Return each line of the listing that contains the string "marker".

— BEGIN RECORDED INFORMATION —

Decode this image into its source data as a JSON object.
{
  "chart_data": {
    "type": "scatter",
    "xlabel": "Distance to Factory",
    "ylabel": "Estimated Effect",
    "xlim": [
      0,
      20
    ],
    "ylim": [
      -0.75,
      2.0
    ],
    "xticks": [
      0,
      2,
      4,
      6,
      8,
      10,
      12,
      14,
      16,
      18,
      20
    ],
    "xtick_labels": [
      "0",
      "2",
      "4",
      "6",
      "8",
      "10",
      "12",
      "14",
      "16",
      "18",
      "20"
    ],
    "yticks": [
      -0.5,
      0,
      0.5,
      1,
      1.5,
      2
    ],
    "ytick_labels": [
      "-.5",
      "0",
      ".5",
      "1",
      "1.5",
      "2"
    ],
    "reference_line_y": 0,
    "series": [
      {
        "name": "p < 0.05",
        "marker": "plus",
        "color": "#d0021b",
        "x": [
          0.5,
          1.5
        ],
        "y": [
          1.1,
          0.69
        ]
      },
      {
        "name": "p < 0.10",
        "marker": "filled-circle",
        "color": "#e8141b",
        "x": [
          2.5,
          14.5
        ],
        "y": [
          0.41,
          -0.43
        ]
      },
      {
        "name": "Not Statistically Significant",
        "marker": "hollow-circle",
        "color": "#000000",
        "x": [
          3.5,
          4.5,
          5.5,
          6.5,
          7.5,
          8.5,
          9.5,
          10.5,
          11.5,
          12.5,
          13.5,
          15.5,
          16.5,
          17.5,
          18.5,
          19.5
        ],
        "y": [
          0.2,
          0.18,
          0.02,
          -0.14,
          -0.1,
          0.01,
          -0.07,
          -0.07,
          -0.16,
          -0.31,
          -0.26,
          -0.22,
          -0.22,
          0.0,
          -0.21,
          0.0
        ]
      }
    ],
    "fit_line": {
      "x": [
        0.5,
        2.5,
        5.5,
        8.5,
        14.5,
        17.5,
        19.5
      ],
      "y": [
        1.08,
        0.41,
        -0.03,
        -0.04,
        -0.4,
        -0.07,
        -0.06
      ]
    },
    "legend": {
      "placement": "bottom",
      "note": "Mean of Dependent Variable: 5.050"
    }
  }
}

— END RECORDED INFORMATION —

**SOLUTION BELOW**
        "marker": "plus",
        "marker": "filled-circle",
        "marker": "hollow-circle",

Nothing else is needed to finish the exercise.